TEXT SHOWN -
[BEGIN]

Tales of the Muirheads from the 1960s – Part 2

Former Muirhead & Sons piper Gordon Ferguson, now domiciled in Australia, concludes his reminiscences…

The other memories that I have relate to a trip overseas to Russia in 1967 as World Pipe Band Champions. I was thinking of including some tales of the band trip to Halifax, Nova Scotia, that same year but though it was a memorable trip there is not a great deal to comment on, especially since I was unwell for the first few days as a result of a negative reaction to the smallpox jag we had to have a week beforehand as required then by the Canadian authorities.

As both trips were a while ago, I wasn’t sure of the dates, but had a call from Dick Hamilton who was a tenor drummer in Muirheads at the time. 

By Gordon Ferguson

Dick lives in Perth, Western Australia, and has a son who plays with the WA Police Pipe Band.  He was able to advise me that the trip to Russia was in June 1967 and the Canadian one was in August of the same year.  

The Russian trip was very exciting as very few pipe bands had ever played there before.  We sailed on the “Baltika” from Leith to Riga in Latvia, along with a Scottish concert party, which included a ceilidh band, Scottish country dancers, Highland dancers, piper John Rennie from Inverness, tenor Archie MacTaggart from Islay (a Mod Gold Medallist who was also a very good piper and played with the Clan MacRae Society band), plus another female singer whose name I can’t recall.  

We were welcomed on our arrival by a group of girls dressed in national costume, handing out flowers (see photo from yours truly with Jimmy Anderson and John Finlay disembarking, top).  We played in palatial concert halls in Riga, Vilneus, and Minsk.

[END]

DATASET EXCERPT -
[BEGIN]

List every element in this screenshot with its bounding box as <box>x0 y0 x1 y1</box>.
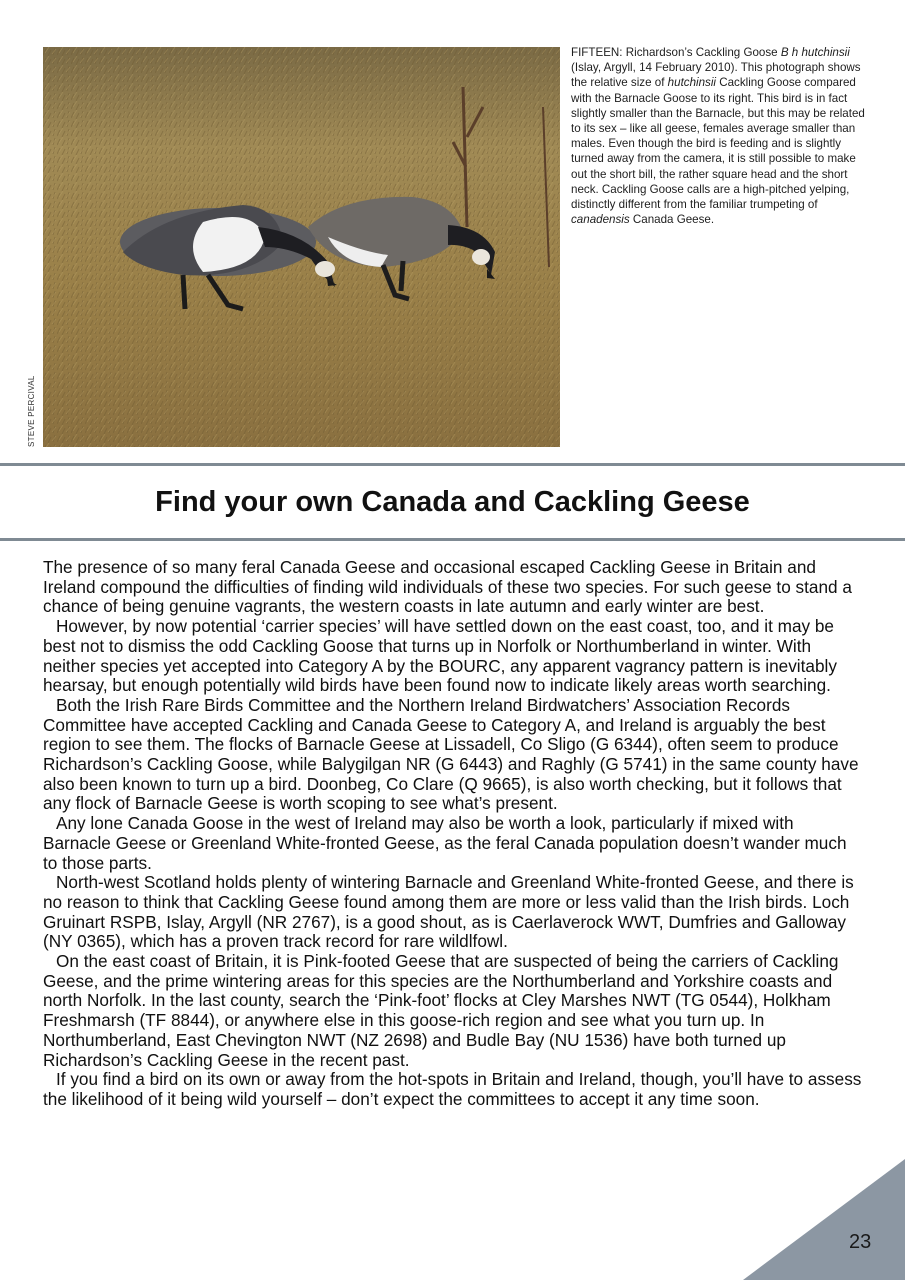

[END]

STATED GOAL -
Reproduce the stretch of the Muirhead reminiscences from "As both trips" through "I can’t recall.", substituting "bass drummer" for "tenor drummer".

FINISHED EXERCISE -
As both trips were a while ago, I wasn’t sure of the dates, but had a call from Dick Hamilton who was a bass drummer in Muirheads at the time. 

By Gordon Ferguson

Dick lives in Perth, Western Australia, and has a son who plays with the WA Police Pipe Band.  He was able to advise me that the trip to Russia was in June 1967 and the Canadian one was in August of the same year.  

The Russian trip was very exciting as very few pipe bands had ever played there before.  We sailed on the “Baltika” from Leith to Riga in Latvia, along with a Scottish concert party, which included a ceilidh band, Scottish country dancers, Highland dancers, piper John Rennie from Inverness, tenor Archie MacTaggart from Islay (a Mod Gold Medallist who was also a very good piper and played with the Clan MacRae Society band), plus another female singer whose name I can’t recall.